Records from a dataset
● ● ● ●

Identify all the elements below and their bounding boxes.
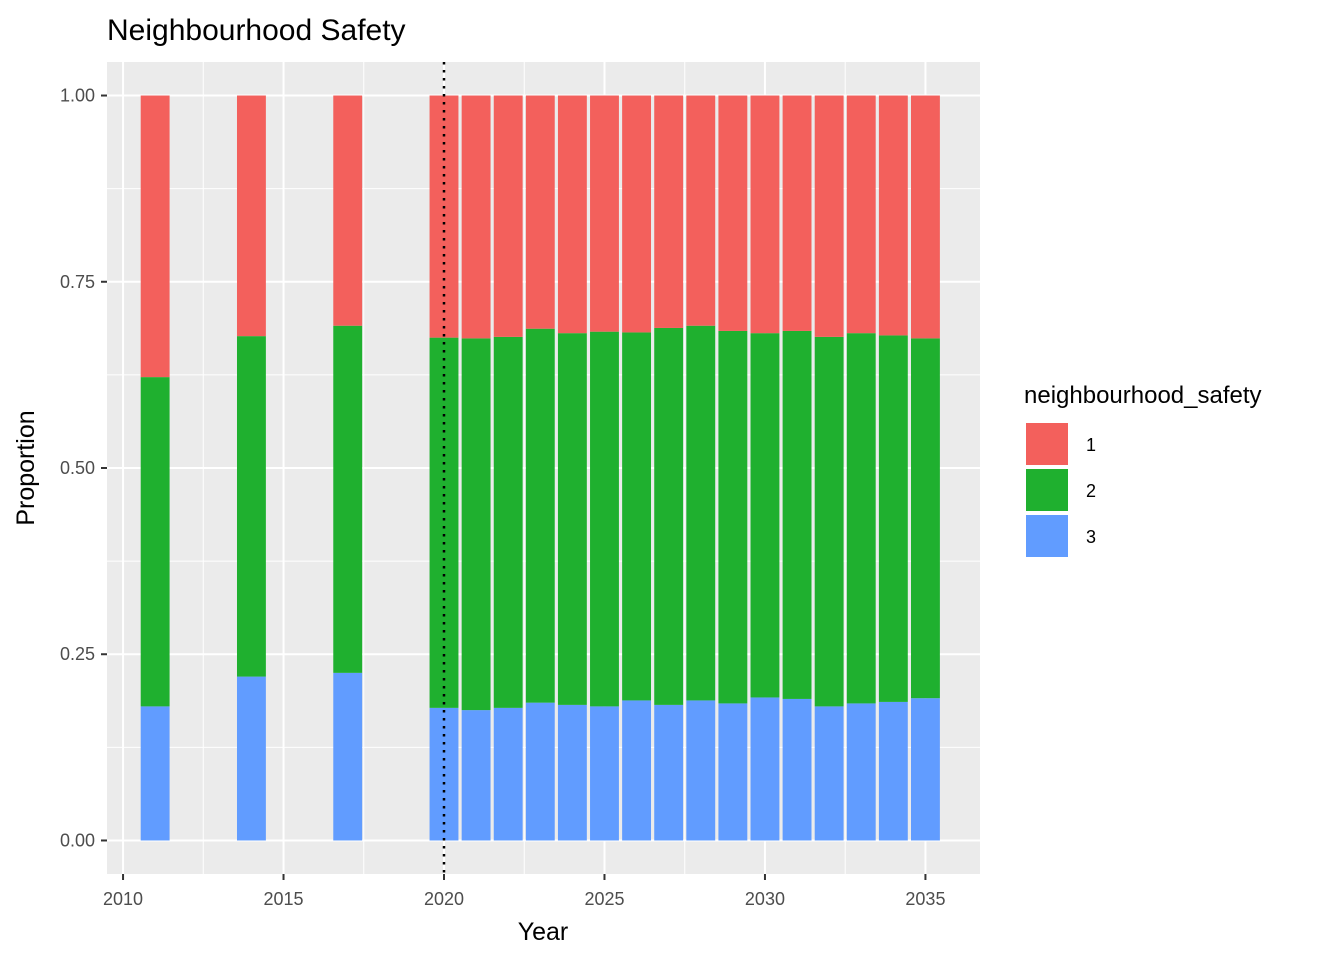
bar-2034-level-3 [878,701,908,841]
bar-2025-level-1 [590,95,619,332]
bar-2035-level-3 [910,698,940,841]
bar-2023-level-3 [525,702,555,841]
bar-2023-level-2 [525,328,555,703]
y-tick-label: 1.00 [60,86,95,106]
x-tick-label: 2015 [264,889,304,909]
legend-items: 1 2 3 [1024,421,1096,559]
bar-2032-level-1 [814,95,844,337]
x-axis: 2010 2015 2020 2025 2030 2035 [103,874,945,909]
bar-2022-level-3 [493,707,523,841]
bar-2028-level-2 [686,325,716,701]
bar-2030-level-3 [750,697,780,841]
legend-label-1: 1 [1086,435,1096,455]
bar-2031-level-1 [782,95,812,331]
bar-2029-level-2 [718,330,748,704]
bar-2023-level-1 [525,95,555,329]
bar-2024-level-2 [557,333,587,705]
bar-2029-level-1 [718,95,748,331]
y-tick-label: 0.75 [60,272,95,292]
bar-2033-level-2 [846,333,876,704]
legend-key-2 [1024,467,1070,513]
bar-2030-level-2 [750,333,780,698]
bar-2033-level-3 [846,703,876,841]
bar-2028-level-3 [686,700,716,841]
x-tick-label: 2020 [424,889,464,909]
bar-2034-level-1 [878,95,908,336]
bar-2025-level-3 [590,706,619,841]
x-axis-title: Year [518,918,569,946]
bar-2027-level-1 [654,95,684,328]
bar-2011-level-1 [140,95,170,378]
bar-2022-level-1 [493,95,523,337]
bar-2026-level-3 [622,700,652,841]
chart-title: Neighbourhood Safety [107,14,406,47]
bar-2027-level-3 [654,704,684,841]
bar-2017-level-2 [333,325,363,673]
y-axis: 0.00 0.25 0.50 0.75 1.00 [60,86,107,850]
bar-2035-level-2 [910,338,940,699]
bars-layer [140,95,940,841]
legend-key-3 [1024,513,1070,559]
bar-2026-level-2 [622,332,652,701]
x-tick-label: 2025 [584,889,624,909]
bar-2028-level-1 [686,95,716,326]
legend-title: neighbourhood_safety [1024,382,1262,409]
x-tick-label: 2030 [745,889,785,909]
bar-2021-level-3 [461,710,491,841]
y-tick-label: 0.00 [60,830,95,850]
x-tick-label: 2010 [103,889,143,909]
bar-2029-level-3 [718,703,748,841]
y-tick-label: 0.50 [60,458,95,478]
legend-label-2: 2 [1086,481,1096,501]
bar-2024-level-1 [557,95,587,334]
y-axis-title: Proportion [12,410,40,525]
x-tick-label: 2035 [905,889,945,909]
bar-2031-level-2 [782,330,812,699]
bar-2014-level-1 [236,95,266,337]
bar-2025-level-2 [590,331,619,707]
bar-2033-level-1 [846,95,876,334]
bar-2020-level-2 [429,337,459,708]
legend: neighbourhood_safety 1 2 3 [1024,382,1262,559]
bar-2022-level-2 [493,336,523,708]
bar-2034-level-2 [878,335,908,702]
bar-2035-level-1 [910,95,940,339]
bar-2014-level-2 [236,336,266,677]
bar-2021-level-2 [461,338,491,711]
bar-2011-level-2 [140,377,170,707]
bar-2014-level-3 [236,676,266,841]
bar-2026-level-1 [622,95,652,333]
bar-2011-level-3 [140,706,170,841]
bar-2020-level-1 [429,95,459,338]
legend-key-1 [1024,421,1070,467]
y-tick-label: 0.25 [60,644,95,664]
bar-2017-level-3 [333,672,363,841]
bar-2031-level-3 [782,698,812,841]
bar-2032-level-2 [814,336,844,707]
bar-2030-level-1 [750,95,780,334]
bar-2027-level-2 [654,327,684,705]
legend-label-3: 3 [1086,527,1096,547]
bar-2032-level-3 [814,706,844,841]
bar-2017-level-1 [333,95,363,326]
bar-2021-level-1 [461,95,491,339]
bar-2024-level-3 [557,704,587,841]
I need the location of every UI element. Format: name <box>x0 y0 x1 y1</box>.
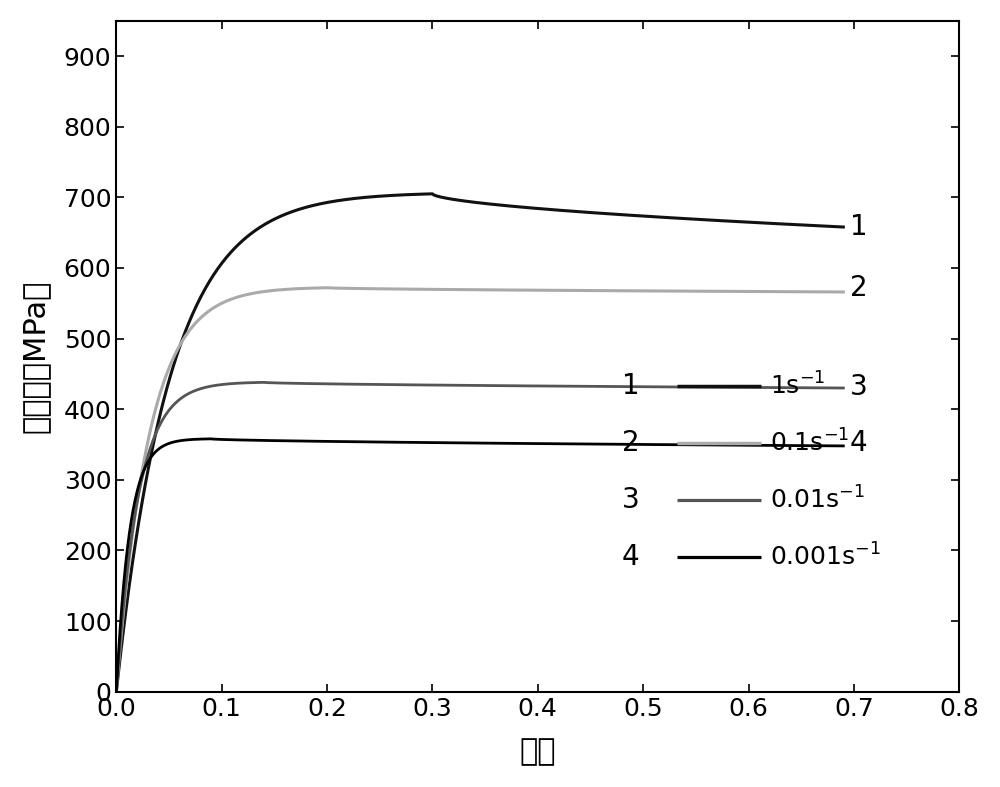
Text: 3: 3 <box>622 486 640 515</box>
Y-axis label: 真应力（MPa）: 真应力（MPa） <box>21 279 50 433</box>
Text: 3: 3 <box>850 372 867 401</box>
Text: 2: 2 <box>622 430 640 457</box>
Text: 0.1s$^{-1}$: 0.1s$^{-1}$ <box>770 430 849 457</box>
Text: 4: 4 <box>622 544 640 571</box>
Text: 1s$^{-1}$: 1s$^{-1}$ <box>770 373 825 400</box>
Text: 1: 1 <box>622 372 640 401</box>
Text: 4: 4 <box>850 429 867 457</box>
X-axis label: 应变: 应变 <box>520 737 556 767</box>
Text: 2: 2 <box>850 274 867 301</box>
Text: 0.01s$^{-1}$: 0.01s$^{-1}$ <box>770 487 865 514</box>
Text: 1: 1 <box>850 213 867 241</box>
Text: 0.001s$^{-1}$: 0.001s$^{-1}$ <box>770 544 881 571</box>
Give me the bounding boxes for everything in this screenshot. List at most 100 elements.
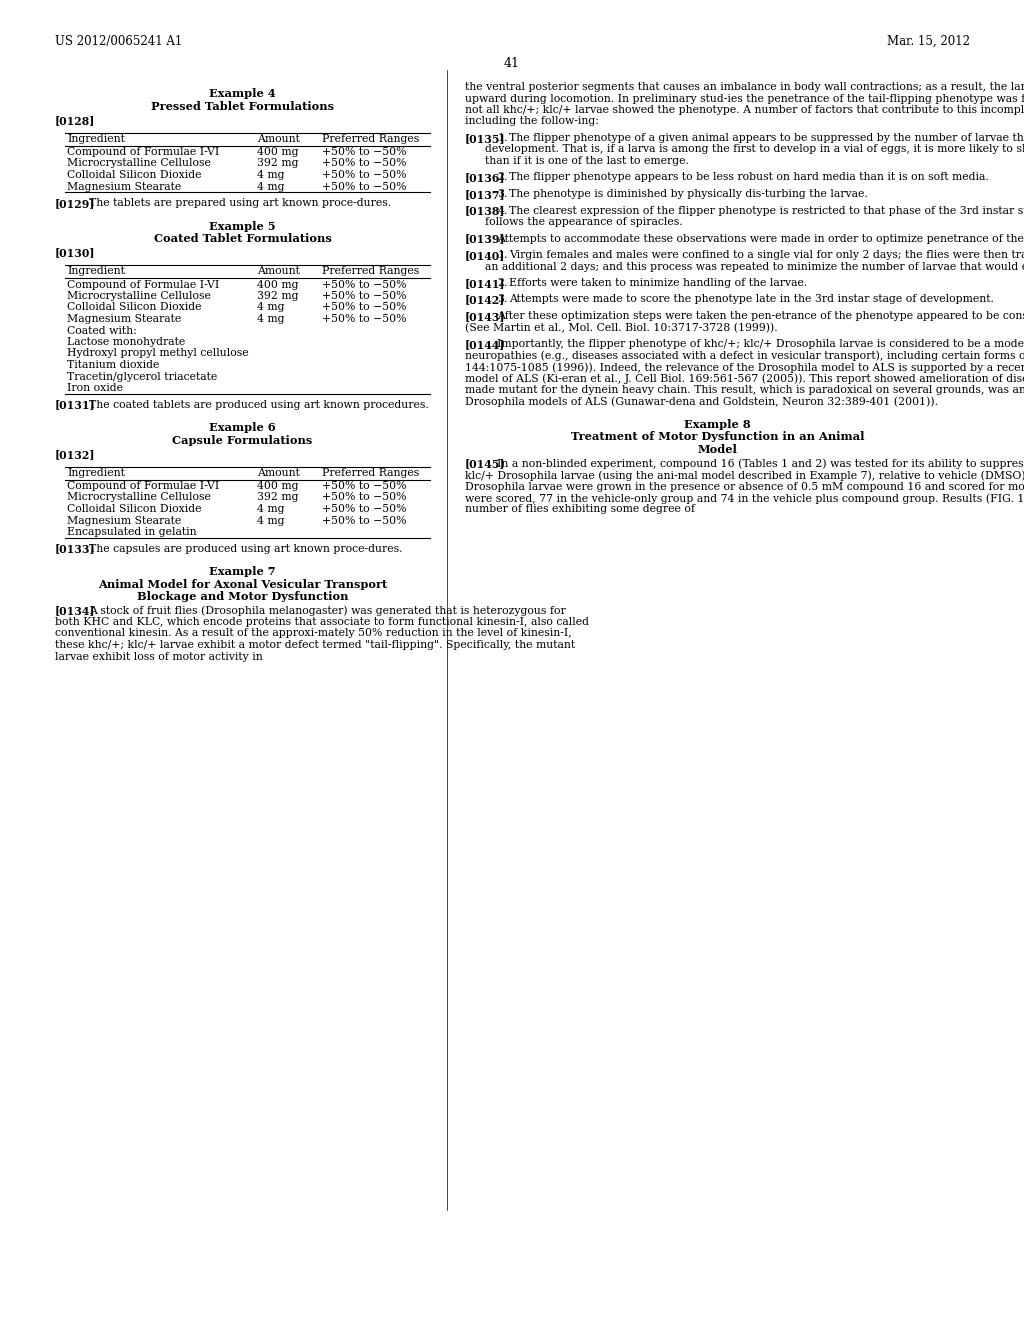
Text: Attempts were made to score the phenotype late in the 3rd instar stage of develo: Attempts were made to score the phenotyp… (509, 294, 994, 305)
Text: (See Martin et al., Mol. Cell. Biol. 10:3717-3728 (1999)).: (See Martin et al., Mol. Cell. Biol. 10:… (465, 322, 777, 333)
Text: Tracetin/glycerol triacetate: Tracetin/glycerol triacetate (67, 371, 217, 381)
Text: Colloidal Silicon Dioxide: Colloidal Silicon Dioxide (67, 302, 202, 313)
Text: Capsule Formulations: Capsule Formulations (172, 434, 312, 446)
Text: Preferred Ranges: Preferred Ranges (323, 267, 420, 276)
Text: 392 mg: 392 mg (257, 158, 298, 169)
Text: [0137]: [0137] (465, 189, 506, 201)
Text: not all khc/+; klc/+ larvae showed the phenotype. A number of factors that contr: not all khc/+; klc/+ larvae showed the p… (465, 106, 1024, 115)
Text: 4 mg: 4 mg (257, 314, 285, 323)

● ● ● ●

● Task objective:
Reproduce every line of the material above character for character, omitting only the pictures.

● Worked answer:
Identify all the elements below and their bounding boxes.
bar-2034-level-3 [878,701,908,841]
bar-2025-level-1 [590,95,619,332]
bar-2035-level-3 [910,698,940,841]
bar-2023-level-3 [525,702,555,841]
bar-2023-level-2 [525,328,555,703]
y-tick-label: 1.00 [60,86,95,106]
x-tick-label: 2015 [264,889,304,909]
legend-items: 1 2 3 [1024,421,1096,559]
bar-2032-level-1 [814,95,844,337]
x-axis: 2010 2015 2020 2025 2030 2035 [103,874,945,909]
bar-2022-level-3 [493,707,523,841]
bar-2028-level-2 [686,325,716,701]
bar-2030-level-3 [750,697,780,841]
legend-label-1: 1 [1086,435,1096,455]
bar-2031-level-1 [782,95,812,331]
bar-2029-level-2 [718,330,748,704]
bar-2023-level-1 [525,95,555,329]
bar-2024-level-2 [557,333,587,705]
bar-2029-level-1 [718,95,748,331]
y-tick-label: 0.75 [60,272,95,292]
bar-2033-level-2 [846,333,876,704]
legend-key-2 [1024,467,1070,513]
bar-2030-level-2 [750,333,780,698]
bar-2033-level-3 [846,703,876,841]
bar-2028-level-3 [686,700,716,841]
x-tick-label: 2020 [424,889,464,909]
bar-2034-level-1 [878,95,908,336]
bar-2025-level-3 [590,706,619,841]
x-axis-title: Year [518,918,569,946]
bar-2027-level-1 [654,95,684,328]
bar-2011-level-1 [140,95,170,378]
bar-2022-level-1 [493,95,523,337]
bar-2026-level-3 [622,700,652,841]
chart-title: Neighbourhood Safety [107,14,406,47]
bar-2027-level-3 [654,704,684,841]
bar-2017-level-2 [333,325,363,673]
y-axis: 0.00 0.25 0.50 0.75 1.00 [60,86,107,850]
bar-2035-level-2 [910,338,940,699]
bars-layer [140,95,940,841]
legend-key-3 [1024,513,1070,559]
bar-2026-level-2 [622,332,652,701]
x-tick-label: 2025 [584,889,624,909]
bar-2028-level-1 [686,95,716,326]
legend-title: neighbourhood_safety [1024,382,1262,409]
x-tick-label: 2030 [745,889,785,909]
bar-2021-level-3 [461,710,491,841]
y-tick-label: 0.00 [60,830,95,850]
x-tick-label: 2010 [103,889,143,909]
bar-2029-level-3 [718,703,748,841]
y-tick-label: 0.50 [60,458,95,478]
legend-label-2: 2 [1086,481,1096,501]
bar-2024-level-1 [557,95,587,334]
y-axis-title: Proportion [12,410,40,525]
x-tick-label: 2035 [905,889,945,909]
bar-2031-level-2 [782,330,812,699]
bar-2014-level-1 [236,95,266,337]
bar-2025-level-2 [590,331,619,707]
bar-2033-level-1 [846,95,876,334]
bar-2020-level-2 [429,337,459,708]
legend: neighbourhood_safety 1 2 3 [1024,382,1262,559]
bar-2022-level-2 [493,336,523,708]
bar-2034-level-2 [878,335,908,702]
bar-2035-level-1 [910,95,940,339]
bar-2014-level-2 [236,336,266,677]
bar-2021-level-2 [461,338,491,711]
bar-2011-level-2 [140,377,170,707]
bar-2014-level-3 [236,676,266,841]
bar-2026-level-1 [622,95,652,333]
bar-2011-level-3 [140,706,170,841]
bar-2020-level-1 [429,95,459,338]
legend-key-1 [1024,421,1070,467]
y-tick-label: 0.25 [60,644,95,664]
bar-2017-level-3 [333,672,363,841]
bar-2031-level-3 [782,698,812,841]
bar-2032-level-2 [814,336,844,707]
bar-2030-level-1 [750,95,780,334]
bar-2027-level-2 [654,327,684,705]
legend-label-3: 3 [1086,527,1096,547]
bar-2032-level-3 [814,706,844,841]
bar-2017-level-1 [333,95,363,326]
bar-2021-level-1 [461,95,491,339]
bar-2024-level-3 [557,704,587,841]
I need the location of every UI element. Format: name <box>x0 y0 x1 y1</box>.
Text: 3: 3 <box>622 486 640 515</box>
Y-axis label: 真应力（MPa）: 真应力（MPa） <box>21 279 50 433</box>
Text: 3: 3 <box>850 372 867 401</box>
Text: 2: 2 <box>622 430 640 457</box>
Text: 0.1s$^{-1}$: 0.1s$^{-1}$ <box>770 430 849 457</box>
Text: 4: 4 <box>622 544 640 571</box>
Text: 1s$^{-1}$: 1s$^{-1}$ <box>770 373 825 400</box>
Text: 1: 1 <box>622 372 640 401</box>
Text: 4: 4 <box>850 429 867 457</box>
X-axis label: 应变: 应变 <box>520 737 556 767</box>
Text: 2: 2 <box>850 274 867 301</box>
Text: 0.01s$^{-1}$: 0.01s$^{-1}$ <box>770 487 865 514</box>
Text: 1: 1 <box>850 213 867 241</box>
Text: 0.001s$^{-1}$: 0.001s$^{-1}$ <box>770 544 881 571</box>
Give me the bounding boxes for everything in this screenshot. List at most 100 elements.
Text: Attempts were made to score the phenotype late in the 3rd instar stage of develo: Attempts were made to score the phenotyp… (509, 294, 994, 305)
Text: (See Martin et al., Mol. Cell. Biol. 10:3717-3728 (1999)).: (See Martin et al., Mol. Cell. Biol. 10:… (465, 322, 777, 333)
Text: Tracetin/glycerol triacetate: Tracetin/glycerol triacetate (67, 371, 217, 381)
Text: Colloidal Silicon Dioxide: Colloidal Silicon Dioxide (67, 302, 202, 313)
Text: Capsule Formulations: Capsule Formulations (172, 434, 312, 446)
Text: Preferred Ranges: Preferred Ranges (323, 267, 420, 276)
Text: 392 mg: 392 mg (257, 158, 298, 169)
Text: [0137]: [0137] (465, 189, 506, 201)
Text: not all khc/+; klc/+ larvae showed the phenotype. A number of factors that contr: not all khc/+; klc/+ larvae showed the p… (465, 106, 1024, 115)
Text: 4 mg: 4 mg (257, 314, 285, 323)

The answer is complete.